#### WHAT IS NEEDED:
Report only the number of lines in this material that include "Wahlbeteiligung".

#### DATA EXCERPTS:
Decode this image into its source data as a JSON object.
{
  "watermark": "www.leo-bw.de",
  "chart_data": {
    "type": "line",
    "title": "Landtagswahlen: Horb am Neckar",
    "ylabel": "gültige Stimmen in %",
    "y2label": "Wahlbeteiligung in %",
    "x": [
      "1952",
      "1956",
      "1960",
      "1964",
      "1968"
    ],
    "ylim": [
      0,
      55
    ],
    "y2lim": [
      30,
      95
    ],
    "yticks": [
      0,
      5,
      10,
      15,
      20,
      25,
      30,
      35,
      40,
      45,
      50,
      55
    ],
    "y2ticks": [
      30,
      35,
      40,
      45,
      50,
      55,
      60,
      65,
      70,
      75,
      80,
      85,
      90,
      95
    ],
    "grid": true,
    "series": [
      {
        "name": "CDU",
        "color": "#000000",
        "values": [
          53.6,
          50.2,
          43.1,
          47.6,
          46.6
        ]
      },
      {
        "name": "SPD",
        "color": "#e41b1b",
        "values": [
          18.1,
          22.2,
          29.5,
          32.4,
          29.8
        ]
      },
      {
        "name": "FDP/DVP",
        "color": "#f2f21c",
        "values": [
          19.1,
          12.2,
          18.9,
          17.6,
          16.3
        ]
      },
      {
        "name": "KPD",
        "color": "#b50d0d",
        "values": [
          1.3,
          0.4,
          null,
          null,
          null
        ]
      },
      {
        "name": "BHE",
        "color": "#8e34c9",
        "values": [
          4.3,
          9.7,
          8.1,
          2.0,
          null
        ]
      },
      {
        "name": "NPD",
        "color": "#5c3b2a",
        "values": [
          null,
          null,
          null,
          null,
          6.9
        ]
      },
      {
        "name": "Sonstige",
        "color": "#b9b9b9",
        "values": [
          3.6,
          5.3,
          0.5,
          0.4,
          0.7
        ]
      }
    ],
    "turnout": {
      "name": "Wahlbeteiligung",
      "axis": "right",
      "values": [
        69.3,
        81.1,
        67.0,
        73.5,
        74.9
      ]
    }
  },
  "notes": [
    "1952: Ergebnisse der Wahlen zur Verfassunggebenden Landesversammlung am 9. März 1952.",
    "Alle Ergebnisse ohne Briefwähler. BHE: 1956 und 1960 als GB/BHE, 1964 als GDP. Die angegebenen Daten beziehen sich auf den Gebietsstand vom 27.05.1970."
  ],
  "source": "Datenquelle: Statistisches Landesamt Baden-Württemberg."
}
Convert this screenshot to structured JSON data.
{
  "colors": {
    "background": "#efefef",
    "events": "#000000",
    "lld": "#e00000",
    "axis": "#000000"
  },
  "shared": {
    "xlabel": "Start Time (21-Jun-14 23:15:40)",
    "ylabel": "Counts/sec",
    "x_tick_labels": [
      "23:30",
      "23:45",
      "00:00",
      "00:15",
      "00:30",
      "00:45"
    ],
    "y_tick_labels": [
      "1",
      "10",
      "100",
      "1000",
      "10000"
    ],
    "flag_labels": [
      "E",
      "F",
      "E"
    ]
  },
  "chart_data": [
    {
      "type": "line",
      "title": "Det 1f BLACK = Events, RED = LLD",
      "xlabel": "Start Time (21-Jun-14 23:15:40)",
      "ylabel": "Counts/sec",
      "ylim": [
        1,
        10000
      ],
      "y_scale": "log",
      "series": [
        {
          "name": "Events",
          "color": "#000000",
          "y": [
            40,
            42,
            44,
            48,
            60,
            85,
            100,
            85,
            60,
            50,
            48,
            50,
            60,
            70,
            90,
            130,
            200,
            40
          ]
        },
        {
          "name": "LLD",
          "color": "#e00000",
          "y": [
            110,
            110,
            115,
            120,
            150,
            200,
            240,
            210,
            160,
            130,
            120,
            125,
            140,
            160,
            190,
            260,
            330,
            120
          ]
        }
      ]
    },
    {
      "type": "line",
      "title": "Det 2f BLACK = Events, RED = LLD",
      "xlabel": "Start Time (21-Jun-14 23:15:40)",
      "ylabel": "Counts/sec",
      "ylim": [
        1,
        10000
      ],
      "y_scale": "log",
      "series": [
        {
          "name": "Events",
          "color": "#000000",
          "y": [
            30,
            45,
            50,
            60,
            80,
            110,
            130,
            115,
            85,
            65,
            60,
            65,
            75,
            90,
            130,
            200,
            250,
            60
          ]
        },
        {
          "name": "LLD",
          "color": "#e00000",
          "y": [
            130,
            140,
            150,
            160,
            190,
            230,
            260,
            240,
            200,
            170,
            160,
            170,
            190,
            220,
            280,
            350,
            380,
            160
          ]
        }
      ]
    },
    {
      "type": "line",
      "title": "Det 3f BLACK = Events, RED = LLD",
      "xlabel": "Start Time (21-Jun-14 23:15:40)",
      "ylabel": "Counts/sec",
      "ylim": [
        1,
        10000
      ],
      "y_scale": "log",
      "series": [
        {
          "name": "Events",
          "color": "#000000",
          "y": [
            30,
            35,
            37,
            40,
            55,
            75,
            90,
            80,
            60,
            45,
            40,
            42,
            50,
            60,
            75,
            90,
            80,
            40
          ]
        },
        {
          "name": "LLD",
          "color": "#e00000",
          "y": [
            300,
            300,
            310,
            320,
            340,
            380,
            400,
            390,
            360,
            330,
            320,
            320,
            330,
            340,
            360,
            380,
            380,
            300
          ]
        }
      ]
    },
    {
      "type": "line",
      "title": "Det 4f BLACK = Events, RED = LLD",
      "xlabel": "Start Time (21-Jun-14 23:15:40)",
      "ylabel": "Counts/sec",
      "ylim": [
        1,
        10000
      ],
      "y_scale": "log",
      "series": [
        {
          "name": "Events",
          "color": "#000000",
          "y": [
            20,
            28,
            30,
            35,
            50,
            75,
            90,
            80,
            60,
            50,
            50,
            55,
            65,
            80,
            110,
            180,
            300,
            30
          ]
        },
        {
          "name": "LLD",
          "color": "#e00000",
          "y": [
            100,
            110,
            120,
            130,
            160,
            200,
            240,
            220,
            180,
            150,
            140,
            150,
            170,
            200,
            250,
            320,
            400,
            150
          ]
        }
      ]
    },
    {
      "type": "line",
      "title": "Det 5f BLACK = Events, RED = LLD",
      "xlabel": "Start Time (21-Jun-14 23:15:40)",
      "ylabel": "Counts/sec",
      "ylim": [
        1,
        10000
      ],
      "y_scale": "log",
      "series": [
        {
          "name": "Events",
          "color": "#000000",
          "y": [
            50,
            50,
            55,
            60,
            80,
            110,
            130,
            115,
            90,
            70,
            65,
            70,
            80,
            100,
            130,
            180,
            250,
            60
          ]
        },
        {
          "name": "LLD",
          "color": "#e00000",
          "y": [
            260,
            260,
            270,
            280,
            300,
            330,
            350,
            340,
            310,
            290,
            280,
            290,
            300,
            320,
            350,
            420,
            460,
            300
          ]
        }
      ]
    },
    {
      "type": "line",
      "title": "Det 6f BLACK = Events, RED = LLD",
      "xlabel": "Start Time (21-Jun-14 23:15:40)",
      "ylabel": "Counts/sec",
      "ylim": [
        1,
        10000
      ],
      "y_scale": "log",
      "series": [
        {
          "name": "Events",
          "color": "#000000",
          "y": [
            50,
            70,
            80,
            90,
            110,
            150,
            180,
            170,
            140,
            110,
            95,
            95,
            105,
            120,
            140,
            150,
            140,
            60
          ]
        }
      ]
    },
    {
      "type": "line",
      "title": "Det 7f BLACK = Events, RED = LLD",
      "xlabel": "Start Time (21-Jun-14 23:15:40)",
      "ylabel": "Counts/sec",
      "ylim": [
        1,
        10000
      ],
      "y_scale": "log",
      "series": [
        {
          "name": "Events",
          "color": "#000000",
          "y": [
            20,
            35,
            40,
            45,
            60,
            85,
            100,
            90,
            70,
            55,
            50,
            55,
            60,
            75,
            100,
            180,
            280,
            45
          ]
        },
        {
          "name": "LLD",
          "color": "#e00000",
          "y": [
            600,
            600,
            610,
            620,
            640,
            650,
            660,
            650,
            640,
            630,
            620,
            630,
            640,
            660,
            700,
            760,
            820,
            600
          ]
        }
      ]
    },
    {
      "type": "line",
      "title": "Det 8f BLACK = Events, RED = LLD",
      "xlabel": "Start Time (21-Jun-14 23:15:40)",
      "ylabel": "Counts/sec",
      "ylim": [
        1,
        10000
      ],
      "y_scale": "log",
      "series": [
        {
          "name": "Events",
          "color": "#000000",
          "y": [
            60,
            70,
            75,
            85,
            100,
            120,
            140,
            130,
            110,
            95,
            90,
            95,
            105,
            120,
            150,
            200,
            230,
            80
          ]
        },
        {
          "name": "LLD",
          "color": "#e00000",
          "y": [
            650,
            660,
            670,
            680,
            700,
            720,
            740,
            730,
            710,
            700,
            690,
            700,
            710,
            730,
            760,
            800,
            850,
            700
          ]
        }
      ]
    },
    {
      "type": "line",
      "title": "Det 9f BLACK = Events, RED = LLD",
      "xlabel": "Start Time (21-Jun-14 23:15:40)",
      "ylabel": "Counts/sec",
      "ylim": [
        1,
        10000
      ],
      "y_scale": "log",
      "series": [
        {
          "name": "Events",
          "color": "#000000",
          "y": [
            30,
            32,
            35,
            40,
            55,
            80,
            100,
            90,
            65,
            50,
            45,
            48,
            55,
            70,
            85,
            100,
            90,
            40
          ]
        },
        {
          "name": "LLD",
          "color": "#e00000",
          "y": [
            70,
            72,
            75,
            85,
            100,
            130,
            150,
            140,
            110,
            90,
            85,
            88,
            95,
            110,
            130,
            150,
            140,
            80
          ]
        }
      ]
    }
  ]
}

#### REPLY TO THE TASK:
2